* WHAT TO WORK ON: Determine how many lines of the records include "ylabel", and answer with the number alone.

(Records from a dataset)
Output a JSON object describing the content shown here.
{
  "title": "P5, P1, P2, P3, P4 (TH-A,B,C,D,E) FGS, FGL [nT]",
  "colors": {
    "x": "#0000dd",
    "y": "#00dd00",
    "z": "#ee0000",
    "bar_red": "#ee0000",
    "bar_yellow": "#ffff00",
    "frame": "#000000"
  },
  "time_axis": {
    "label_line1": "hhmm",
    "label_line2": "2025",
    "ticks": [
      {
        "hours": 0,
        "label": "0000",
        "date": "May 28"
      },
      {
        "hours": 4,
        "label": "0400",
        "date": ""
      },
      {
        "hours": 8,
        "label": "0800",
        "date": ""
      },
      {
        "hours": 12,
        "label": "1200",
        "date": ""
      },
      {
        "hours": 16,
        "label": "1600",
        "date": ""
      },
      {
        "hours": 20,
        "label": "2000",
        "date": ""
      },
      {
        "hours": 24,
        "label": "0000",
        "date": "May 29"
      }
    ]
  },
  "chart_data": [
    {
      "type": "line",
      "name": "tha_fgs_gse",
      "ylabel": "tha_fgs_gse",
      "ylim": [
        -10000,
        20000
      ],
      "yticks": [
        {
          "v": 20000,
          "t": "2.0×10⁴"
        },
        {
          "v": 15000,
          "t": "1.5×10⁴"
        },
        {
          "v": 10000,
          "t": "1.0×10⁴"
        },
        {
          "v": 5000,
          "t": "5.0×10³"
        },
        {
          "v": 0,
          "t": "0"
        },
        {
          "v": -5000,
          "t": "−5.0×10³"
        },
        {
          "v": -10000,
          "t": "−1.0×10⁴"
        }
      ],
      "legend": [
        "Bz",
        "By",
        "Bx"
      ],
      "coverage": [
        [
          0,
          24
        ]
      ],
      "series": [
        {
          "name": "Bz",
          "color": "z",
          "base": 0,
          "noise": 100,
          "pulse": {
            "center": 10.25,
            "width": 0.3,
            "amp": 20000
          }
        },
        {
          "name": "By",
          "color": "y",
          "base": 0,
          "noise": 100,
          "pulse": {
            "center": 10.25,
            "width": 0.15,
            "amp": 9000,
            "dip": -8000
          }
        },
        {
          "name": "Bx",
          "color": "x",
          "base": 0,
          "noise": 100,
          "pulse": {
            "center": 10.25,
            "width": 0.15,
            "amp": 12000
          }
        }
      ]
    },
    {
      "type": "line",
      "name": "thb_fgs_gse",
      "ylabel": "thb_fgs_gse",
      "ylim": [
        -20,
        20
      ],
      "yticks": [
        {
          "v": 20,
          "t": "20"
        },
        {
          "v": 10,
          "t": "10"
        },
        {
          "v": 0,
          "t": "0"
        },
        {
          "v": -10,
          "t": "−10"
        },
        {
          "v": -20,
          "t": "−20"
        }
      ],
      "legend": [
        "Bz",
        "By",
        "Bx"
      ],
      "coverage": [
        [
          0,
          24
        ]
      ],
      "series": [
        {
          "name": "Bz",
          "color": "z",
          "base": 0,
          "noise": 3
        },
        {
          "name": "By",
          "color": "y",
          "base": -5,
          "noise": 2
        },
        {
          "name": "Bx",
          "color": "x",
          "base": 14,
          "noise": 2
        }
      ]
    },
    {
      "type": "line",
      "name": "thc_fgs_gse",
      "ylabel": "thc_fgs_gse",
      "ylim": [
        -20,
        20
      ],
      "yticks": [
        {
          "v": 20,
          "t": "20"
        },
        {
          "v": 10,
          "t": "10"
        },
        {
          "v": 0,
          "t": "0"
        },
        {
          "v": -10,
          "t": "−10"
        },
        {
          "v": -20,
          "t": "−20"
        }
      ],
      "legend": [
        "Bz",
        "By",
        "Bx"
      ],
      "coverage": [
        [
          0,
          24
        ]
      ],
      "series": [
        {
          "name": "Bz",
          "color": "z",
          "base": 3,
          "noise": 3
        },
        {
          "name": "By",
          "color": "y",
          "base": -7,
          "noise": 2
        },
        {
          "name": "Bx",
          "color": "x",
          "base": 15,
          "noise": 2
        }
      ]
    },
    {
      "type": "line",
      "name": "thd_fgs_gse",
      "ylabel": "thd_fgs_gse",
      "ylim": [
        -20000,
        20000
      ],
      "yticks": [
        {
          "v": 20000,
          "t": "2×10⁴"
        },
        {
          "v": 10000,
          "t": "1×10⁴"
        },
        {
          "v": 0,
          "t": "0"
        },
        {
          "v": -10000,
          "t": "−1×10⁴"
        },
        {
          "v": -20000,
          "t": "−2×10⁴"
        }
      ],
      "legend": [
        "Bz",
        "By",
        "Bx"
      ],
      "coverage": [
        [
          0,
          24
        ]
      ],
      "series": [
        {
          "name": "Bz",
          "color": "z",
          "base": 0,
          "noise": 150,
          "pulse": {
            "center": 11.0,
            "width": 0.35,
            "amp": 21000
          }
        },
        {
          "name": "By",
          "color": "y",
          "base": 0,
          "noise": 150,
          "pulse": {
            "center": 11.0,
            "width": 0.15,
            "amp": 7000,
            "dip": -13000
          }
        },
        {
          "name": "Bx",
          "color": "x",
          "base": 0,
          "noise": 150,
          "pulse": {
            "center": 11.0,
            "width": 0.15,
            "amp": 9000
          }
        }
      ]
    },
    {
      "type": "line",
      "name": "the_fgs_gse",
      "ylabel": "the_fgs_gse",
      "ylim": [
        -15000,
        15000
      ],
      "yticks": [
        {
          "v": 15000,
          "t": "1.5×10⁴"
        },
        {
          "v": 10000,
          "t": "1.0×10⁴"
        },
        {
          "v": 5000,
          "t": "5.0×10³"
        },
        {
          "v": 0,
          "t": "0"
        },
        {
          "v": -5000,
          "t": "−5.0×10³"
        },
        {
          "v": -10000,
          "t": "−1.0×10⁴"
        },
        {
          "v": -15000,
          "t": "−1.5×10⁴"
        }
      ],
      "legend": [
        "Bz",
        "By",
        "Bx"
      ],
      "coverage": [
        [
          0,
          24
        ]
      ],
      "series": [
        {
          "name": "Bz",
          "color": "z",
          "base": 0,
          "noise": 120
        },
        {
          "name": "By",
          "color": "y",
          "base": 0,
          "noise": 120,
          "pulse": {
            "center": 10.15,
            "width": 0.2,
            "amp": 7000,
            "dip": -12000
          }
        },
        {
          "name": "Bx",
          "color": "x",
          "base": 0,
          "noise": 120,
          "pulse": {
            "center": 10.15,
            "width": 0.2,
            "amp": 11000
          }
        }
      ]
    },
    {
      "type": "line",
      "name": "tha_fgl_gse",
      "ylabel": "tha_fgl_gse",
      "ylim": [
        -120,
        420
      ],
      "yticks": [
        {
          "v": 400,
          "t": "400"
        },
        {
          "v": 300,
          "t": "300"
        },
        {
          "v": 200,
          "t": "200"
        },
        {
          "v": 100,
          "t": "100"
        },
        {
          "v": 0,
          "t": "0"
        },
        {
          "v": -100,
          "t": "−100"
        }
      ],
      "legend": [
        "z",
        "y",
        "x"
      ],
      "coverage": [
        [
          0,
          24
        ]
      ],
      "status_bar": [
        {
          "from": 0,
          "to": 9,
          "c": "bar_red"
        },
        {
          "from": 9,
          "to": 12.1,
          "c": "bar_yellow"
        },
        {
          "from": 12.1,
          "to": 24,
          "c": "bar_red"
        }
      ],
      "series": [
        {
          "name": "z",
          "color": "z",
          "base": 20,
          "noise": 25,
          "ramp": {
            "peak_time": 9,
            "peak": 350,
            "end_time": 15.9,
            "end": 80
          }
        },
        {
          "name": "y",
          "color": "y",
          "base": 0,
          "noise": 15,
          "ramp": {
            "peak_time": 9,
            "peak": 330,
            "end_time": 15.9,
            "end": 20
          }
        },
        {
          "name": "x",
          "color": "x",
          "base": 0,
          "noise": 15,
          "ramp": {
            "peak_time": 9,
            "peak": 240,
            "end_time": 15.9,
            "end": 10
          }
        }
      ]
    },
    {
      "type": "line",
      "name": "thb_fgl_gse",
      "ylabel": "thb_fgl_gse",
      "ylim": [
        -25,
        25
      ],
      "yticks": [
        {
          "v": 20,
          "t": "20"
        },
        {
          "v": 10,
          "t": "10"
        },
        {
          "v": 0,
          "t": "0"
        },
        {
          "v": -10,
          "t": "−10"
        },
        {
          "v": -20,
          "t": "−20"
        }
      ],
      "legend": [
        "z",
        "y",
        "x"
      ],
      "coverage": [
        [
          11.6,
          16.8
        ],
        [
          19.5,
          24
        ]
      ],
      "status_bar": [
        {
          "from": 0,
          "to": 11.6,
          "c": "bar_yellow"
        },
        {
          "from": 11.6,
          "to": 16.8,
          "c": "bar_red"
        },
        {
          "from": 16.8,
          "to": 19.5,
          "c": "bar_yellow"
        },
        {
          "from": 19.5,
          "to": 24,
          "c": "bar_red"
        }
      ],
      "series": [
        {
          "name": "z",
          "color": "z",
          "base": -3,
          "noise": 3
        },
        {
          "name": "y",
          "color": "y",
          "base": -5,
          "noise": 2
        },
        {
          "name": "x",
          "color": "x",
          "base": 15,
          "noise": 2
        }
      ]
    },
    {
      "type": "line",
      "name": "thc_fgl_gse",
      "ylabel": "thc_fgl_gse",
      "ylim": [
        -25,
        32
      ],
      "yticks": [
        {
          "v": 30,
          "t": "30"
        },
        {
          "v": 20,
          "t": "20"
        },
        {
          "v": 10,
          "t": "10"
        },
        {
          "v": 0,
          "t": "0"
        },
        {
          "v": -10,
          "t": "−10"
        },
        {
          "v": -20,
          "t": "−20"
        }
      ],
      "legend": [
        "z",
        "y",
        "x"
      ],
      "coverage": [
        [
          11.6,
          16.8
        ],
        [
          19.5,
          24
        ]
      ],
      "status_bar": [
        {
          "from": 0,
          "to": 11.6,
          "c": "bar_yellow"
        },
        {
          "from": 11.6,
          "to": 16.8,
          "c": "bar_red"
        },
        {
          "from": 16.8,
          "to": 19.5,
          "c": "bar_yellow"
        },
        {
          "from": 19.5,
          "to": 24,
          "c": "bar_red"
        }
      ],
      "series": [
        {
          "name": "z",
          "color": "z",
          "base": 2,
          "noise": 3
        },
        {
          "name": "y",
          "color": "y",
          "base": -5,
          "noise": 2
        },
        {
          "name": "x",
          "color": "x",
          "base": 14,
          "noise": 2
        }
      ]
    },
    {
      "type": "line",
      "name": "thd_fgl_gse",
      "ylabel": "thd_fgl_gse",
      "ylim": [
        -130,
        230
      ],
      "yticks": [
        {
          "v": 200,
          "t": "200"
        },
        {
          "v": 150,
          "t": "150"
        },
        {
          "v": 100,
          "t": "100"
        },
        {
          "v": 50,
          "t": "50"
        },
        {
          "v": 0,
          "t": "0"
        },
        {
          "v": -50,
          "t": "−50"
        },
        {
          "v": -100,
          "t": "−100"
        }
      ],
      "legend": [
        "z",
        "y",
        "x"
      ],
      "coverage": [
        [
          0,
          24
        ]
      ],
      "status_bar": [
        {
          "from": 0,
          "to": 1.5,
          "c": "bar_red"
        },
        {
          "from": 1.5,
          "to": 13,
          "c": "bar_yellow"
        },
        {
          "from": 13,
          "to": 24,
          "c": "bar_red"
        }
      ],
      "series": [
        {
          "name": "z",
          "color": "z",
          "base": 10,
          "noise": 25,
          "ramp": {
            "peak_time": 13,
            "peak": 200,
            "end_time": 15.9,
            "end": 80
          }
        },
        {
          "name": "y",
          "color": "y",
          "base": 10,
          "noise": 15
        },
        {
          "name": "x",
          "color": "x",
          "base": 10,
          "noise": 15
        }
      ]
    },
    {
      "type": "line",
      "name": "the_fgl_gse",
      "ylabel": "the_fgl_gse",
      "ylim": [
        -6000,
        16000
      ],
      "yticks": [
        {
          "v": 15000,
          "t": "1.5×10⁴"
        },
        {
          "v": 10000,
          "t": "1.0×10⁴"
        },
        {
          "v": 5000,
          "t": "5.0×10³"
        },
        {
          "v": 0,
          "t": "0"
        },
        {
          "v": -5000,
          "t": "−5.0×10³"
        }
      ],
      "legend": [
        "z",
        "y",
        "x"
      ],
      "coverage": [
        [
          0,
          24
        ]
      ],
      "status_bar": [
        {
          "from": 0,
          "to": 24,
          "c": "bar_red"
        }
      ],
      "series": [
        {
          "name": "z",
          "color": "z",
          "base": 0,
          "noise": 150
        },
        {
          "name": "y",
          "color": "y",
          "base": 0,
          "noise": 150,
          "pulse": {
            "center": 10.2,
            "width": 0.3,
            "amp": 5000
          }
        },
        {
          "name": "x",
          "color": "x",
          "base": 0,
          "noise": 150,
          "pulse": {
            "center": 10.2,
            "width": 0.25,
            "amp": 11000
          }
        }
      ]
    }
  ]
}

* EXERCISE RESULT: 10